> [GIVEN EXERCISE]: For each line below that includes the word "habían", make a copy.

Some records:
::::::

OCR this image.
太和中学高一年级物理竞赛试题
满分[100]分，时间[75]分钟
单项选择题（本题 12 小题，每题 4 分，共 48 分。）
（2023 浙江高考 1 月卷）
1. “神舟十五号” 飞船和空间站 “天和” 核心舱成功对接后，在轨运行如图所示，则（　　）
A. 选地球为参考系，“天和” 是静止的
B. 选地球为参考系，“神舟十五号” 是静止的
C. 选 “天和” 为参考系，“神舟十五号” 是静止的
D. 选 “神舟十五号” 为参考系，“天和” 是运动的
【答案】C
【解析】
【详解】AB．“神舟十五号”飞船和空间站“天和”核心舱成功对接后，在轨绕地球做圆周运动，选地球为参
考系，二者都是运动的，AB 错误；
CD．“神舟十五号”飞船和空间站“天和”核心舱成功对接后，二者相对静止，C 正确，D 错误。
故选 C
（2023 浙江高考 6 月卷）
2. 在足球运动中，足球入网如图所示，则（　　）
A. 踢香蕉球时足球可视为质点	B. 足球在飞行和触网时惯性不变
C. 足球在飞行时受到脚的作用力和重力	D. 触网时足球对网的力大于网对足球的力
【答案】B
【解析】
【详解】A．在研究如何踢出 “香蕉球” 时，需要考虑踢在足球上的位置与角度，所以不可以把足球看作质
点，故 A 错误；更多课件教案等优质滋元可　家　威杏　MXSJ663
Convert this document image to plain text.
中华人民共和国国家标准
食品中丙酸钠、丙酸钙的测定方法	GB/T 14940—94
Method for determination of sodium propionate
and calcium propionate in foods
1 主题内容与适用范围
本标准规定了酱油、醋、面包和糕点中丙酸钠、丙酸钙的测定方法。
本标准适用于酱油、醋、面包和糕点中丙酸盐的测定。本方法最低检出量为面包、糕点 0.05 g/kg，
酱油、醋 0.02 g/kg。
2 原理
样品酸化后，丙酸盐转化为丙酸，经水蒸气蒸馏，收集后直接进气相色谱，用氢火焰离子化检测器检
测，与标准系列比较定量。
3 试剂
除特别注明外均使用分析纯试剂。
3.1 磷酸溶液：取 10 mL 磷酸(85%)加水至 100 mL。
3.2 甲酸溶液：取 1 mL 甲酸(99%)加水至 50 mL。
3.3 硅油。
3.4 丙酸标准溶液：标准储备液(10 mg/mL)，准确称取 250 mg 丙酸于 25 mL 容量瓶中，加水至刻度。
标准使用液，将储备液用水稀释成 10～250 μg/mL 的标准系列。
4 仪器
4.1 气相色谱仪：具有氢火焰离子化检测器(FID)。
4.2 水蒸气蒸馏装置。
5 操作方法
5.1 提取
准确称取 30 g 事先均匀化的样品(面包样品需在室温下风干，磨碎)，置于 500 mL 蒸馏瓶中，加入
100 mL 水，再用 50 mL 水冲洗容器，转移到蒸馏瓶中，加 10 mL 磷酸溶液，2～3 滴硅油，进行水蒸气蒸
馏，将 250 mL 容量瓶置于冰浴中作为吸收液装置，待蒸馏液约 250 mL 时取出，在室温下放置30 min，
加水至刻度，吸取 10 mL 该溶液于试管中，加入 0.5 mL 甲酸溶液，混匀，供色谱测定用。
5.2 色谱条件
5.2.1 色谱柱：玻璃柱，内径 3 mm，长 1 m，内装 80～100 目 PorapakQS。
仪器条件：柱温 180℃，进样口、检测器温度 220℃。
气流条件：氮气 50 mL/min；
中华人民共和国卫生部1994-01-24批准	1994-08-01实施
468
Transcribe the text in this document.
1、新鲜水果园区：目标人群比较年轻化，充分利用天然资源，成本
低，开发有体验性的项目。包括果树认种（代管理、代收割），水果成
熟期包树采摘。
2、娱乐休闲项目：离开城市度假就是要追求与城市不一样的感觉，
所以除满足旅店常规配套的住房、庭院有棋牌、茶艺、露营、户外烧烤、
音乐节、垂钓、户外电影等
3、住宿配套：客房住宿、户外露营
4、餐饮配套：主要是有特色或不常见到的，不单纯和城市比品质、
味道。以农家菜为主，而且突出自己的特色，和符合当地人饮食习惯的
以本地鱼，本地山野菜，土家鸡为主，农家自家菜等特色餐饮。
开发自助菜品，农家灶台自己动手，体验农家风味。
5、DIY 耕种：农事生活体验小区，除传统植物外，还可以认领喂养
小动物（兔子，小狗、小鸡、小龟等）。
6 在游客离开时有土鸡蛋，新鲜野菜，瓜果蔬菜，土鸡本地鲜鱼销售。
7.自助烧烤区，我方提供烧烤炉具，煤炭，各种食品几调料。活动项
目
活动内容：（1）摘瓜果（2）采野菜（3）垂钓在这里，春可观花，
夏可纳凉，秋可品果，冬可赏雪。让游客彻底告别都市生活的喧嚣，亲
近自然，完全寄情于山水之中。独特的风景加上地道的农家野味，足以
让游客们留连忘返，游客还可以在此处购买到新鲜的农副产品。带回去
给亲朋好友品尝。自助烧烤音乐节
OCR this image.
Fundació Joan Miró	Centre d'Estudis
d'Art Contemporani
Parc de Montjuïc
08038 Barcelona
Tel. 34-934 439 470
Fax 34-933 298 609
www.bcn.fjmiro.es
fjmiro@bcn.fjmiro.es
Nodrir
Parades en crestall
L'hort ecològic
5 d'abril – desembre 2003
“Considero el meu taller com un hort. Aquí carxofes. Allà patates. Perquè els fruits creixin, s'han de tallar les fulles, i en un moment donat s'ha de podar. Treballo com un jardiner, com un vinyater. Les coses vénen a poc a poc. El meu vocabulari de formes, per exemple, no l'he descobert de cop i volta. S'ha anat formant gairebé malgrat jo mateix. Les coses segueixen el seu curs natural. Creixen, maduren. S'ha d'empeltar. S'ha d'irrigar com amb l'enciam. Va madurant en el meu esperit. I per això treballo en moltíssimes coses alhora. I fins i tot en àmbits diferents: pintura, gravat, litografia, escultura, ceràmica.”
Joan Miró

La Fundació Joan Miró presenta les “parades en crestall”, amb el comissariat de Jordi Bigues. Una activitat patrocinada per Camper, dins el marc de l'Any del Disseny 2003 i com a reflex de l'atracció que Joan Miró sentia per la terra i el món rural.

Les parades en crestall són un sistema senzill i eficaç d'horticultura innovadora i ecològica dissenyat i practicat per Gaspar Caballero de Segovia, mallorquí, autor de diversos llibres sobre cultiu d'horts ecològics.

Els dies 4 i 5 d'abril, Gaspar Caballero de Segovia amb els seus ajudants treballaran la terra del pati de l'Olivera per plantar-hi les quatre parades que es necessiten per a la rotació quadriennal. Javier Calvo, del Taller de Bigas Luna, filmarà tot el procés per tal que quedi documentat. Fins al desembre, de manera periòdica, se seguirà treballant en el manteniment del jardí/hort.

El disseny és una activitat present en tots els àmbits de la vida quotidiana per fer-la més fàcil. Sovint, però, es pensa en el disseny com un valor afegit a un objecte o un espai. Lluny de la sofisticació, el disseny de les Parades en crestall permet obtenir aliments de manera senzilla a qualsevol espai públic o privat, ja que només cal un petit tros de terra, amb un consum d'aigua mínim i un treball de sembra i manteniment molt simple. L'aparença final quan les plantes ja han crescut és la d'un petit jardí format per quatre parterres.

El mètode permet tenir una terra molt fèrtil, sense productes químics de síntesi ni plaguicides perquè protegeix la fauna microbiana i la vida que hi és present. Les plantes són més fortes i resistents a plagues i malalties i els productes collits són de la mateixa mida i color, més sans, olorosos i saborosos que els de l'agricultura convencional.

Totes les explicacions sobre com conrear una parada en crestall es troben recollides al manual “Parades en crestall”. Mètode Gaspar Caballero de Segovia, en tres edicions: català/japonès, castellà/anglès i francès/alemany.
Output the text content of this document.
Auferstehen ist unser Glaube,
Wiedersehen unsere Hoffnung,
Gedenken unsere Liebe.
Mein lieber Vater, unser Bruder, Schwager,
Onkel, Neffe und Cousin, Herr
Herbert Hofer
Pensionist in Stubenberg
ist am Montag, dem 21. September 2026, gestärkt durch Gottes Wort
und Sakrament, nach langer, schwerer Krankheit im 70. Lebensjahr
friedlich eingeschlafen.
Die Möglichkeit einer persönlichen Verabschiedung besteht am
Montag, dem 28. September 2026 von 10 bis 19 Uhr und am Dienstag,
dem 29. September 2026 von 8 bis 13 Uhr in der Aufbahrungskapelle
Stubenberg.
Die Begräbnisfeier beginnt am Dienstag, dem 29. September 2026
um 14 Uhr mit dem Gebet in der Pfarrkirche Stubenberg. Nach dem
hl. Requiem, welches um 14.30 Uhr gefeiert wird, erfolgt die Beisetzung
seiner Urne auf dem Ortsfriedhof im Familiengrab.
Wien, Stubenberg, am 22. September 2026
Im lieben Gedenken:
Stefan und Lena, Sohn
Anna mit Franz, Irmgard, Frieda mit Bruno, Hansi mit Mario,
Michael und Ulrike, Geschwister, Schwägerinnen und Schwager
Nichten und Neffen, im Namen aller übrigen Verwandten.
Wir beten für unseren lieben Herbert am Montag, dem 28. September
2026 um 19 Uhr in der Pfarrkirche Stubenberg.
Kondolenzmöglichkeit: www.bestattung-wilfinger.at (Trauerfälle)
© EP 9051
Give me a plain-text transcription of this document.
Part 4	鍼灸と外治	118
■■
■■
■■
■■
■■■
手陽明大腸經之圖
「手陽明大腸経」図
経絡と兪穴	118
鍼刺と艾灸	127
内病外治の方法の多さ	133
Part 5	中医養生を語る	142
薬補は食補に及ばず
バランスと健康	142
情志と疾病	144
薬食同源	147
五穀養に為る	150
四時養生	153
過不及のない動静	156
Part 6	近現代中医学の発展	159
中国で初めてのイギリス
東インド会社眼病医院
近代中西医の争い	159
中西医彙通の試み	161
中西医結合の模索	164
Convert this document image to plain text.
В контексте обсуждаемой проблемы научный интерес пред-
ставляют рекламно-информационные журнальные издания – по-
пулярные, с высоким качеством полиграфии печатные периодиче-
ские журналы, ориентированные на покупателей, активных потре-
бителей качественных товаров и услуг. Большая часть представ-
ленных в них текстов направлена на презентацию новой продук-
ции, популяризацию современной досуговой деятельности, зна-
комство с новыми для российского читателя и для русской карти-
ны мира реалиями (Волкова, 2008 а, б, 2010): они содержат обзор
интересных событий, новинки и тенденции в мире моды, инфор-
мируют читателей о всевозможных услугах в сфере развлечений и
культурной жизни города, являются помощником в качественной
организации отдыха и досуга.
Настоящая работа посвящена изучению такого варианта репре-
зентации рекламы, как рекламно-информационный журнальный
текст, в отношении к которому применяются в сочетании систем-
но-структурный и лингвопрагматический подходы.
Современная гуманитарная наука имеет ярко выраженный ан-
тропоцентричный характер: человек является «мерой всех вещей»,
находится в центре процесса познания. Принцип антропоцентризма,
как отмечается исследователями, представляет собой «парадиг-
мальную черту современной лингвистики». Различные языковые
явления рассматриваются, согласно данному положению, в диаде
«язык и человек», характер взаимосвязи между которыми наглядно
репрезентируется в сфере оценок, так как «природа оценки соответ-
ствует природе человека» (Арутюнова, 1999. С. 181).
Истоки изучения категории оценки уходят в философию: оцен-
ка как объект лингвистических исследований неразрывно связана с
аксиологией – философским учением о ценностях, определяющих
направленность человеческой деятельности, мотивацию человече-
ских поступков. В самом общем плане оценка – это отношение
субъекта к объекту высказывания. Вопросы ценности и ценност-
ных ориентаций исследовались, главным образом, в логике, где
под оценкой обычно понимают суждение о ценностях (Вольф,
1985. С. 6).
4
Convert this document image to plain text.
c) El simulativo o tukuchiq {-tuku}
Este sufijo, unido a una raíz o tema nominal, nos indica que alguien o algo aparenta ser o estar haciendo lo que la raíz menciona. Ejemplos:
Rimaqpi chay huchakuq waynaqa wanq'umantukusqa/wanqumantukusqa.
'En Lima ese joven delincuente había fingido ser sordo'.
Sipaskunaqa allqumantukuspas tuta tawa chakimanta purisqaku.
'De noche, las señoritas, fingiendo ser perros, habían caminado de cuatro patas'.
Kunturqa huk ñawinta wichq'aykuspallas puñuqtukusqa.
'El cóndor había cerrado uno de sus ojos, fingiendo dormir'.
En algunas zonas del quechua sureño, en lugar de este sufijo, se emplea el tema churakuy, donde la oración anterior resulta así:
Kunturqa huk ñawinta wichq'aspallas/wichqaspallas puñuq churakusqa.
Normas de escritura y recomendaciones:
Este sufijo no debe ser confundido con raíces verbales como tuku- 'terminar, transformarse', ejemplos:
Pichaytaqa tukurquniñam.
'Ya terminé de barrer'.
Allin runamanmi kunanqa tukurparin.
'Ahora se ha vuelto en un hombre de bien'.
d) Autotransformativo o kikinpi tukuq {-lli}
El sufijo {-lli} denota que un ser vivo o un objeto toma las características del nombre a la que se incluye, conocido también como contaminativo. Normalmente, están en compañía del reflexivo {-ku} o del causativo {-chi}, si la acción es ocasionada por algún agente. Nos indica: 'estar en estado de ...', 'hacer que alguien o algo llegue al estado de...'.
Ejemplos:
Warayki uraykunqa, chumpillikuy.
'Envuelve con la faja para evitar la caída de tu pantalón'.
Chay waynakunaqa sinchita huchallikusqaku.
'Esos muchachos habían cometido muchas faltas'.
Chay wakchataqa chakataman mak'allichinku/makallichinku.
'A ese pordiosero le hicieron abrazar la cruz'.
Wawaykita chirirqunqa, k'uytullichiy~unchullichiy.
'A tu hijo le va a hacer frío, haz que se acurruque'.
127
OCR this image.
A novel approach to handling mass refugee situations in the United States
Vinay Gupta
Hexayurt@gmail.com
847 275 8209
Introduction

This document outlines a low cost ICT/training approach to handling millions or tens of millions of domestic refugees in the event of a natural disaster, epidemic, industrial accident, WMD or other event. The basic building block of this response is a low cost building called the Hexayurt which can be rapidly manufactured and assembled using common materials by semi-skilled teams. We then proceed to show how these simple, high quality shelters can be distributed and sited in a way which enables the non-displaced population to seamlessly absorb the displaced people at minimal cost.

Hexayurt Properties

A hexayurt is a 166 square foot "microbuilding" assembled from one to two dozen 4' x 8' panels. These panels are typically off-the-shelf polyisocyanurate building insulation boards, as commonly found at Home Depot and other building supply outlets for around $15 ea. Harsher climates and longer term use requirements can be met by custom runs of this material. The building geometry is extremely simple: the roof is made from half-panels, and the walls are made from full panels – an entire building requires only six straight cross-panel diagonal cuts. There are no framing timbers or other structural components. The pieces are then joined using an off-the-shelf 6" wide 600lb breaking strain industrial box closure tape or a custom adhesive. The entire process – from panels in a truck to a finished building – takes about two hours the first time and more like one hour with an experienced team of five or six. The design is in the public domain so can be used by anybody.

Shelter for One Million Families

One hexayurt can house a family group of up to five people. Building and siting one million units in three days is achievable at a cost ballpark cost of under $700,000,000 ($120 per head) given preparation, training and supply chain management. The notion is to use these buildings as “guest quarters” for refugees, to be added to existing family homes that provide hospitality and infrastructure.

::::::

> [WORKED SOLUTION]:
'De noche, las señoritas, fingiendo ser perros, habían caminado de cuatro patas'.
'Esos muchachos habían cometido muchas faltas'.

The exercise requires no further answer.